**EXERCISE REQUIREMENTS**
Copy the material below word for word, from its very first line down through the line that contains "- Legend: HIGH", including that line.

Rows from a layout dataset

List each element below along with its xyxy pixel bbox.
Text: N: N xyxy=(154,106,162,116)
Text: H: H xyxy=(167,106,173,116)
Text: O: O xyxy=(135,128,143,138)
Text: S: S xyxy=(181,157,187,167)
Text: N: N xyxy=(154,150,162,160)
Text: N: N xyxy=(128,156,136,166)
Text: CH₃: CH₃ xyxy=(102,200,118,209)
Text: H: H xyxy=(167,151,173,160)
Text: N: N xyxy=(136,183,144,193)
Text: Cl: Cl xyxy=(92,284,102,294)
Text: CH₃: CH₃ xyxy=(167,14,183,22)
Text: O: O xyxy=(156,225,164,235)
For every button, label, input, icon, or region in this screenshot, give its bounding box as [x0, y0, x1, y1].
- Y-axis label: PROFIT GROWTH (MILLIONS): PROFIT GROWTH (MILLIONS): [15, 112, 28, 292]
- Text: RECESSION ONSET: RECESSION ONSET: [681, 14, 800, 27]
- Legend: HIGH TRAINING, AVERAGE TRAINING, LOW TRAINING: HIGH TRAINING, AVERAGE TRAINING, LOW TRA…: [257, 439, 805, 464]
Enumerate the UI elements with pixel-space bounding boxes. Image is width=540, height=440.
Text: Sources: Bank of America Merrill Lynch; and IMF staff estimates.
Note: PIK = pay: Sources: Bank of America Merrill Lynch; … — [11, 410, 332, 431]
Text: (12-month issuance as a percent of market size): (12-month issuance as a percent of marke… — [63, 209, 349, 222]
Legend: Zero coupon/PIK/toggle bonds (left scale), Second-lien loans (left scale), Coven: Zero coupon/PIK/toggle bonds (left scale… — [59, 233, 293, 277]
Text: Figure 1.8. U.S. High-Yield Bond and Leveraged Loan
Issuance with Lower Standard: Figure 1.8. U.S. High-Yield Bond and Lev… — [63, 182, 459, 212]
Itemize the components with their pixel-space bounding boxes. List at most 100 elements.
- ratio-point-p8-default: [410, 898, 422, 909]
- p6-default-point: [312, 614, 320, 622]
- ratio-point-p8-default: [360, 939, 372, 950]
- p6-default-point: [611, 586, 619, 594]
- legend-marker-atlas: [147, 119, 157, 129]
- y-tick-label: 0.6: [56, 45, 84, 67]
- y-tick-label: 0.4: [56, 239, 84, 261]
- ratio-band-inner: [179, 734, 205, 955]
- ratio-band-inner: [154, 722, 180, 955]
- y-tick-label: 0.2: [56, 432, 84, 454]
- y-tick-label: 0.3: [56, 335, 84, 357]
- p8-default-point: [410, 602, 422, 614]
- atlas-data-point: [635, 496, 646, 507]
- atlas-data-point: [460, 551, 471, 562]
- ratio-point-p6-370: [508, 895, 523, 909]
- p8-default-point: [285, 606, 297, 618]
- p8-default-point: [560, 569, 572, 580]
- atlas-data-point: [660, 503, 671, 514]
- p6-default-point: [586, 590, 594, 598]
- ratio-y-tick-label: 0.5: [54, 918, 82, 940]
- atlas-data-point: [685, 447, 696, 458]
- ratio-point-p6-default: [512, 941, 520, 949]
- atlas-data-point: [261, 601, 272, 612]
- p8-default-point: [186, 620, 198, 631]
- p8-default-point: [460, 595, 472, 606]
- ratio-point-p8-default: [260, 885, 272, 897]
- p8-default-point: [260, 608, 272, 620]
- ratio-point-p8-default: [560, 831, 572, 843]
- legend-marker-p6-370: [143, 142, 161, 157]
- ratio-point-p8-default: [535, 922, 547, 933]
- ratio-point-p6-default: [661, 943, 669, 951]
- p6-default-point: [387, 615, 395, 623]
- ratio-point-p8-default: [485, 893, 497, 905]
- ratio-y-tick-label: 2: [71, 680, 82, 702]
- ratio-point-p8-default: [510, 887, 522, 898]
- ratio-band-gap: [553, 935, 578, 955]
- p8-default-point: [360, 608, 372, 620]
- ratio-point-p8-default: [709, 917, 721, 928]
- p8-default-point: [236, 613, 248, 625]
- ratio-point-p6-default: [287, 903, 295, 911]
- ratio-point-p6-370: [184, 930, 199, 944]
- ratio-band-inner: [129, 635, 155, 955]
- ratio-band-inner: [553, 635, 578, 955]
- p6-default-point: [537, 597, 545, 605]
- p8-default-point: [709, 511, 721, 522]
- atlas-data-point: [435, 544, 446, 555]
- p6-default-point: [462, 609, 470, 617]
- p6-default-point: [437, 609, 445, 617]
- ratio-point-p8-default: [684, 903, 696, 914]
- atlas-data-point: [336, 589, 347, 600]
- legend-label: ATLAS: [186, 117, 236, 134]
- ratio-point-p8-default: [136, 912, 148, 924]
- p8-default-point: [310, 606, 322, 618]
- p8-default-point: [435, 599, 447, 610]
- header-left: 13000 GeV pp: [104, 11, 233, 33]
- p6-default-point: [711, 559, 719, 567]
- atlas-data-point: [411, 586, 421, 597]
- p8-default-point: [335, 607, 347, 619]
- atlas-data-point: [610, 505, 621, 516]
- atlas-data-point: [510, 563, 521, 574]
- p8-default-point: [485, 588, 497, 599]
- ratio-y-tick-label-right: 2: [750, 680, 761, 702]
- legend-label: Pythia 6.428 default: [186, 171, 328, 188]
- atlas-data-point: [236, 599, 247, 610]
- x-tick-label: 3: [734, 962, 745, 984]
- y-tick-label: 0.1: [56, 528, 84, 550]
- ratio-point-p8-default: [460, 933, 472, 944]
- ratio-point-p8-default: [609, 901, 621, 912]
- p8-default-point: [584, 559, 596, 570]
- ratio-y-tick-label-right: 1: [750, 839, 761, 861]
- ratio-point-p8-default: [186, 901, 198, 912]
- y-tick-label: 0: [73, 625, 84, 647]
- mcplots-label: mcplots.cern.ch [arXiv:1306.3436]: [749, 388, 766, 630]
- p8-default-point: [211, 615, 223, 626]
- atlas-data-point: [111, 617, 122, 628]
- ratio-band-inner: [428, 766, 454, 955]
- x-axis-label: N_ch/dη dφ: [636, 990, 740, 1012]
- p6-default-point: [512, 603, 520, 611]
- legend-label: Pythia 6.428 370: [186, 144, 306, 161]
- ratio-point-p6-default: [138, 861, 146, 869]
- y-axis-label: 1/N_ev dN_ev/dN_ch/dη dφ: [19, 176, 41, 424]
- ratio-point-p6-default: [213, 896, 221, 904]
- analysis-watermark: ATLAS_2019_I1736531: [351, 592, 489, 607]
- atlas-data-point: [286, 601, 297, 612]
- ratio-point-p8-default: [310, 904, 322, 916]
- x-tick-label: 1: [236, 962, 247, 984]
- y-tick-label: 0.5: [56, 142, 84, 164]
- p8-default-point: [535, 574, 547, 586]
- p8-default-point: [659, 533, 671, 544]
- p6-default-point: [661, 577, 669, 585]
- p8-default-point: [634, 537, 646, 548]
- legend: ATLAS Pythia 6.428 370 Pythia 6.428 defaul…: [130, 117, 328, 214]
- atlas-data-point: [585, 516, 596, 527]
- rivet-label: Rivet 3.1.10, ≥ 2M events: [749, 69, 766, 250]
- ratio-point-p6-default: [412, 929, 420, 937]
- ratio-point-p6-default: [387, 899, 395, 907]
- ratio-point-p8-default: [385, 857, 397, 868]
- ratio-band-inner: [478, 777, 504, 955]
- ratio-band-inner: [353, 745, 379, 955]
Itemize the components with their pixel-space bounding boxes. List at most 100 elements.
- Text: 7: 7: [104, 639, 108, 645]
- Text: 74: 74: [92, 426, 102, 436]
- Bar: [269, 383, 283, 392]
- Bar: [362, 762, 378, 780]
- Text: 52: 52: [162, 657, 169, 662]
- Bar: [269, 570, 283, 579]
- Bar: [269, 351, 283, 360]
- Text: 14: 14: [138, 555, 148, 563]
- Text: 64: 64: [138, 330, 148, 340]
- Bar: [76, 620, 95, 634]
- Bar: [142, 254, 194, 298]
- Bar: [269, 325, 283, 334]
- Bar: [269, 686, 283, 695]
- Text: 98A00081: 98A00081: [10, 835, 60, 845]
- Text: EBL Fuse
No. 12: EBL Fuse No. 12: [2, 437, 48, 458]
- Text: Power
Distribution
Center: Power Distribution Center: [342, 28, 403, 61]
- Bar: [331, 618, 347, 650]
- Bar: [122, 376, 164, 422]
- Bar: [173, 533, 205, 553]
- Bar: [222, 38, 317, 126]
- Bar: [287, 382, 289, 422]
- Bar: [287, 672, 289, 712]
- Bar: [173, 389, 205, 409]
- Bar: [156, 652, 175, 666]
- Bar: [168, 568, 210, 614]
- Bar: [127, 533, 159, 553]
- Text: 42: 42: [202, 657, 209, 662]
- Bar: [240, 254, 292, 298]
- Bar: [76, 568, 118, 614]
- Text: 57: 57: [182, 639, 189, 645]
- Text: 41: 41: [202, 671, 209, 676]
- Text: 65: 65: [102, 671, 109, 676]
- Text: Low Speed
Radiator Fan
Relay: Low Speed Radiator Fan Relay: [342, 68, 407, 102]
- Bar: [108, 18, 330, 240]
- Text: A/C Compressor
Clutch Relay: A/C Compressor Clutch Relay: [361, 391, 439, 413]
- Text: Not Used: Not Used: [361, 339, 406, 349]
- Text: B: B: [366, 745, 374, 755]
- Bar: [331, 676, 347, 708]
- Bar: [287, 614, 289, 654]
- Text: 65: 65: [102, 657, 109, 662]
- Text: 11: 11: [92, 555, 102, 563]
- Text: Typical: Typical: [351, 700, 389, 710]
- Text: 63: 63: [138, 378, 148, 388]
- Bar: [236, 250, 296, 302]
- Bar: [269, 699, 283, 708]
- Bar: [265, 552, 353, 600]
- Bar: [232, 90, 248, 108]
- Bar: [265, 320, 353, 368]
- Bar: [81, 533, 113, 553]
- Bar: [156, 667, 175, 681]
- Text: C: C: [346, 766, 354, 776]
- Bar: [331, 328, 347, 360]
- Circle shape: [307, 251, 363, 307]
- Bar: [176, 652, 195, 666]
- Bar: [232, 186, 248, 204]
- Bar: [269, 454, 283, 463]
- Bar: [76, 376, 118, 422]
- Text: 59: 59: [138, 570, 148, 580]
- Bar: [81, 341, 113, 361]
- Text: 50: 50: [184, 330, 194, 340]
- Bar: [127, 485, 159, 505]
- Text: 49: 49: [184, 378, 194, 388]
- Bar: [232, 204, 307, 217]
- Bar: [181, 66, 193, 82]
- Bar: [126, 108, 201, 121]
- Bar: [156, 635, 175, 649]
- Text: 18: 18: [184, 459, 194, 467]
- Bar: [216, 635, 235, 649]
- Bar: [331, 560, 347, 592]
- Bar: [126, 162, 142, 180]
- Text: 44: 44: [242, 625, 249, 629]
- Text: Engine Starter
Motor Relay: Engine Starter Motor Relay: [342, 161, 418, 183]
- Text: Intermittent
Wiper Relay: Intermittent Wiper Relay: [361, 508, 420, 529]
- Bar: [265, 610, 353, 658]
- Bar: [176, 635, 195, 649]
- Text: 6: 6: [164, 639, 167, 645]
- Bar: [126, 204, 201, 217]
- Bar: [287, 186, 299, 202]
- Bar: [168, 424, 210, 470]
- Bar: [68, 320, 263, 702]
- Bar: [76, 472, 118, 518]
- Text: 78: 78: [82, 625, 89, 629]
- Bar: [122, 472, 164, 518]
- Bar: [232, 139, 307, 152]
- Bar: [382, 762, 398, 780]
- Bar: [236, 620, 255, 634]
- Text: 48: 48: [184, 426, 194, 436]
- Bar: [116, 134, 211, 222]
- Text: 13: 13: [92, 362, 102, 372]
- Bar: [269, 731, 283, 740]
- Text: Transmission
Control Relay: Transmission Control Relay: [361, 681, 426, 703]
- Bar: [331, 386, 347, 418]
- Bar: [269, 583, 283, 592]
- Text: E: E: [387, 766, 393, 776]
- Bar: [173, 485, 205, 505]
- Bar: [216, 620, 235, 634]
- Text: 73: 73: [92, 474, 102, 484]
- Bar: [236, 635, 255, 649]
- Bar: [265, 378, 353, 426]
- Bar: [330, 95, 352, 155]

**COMPLETED TASK**
List each element below along with its xyxy pixel bbox.
Text: N: N xyxy=(154,106,162,116)
Text: H: H xyxy=(167,106,173,116)
Text: O: O xyxy=(135,128,143,138)
Text: S: S xyxy=(181,157,187,167)
Text: N: N xyxy=(154,150,162,160)
Text: N: N xyxy=(128,156,136,166)
Text: CH₃: CH₃ xyxy=(102,200,118,209)
Text: H: H xyxy=(167,151,173,160)
Text: N: N xyxy=(136,183,144,193)
Text: Cl: Cl xyxy=(92,284,102,294)
Text: CH₃: CH₃ xyxy=(167,14,183,22)
Text: O: O xyxy=(156,225,164,235)
For every button, label, input, icon, or region in this screenshot, give its bounding box as [x0, y0, x1, y1].
- Y-axis label: PROFIT GROWTH (MILLIONS): PROFIT GROWTH (MILLIONS): [15, 112, 28, 292]
- Text: RECESSION ONSET: RECESSION ONSET: [681, 14, 800, 27]
- Legend: HIGH TRAINING, AVERAGE TRAINING, LOW TRAINING: HIGH TRAINING, AVERAGE TRAINING, LOW TRA…: [257, 439, 805, 464]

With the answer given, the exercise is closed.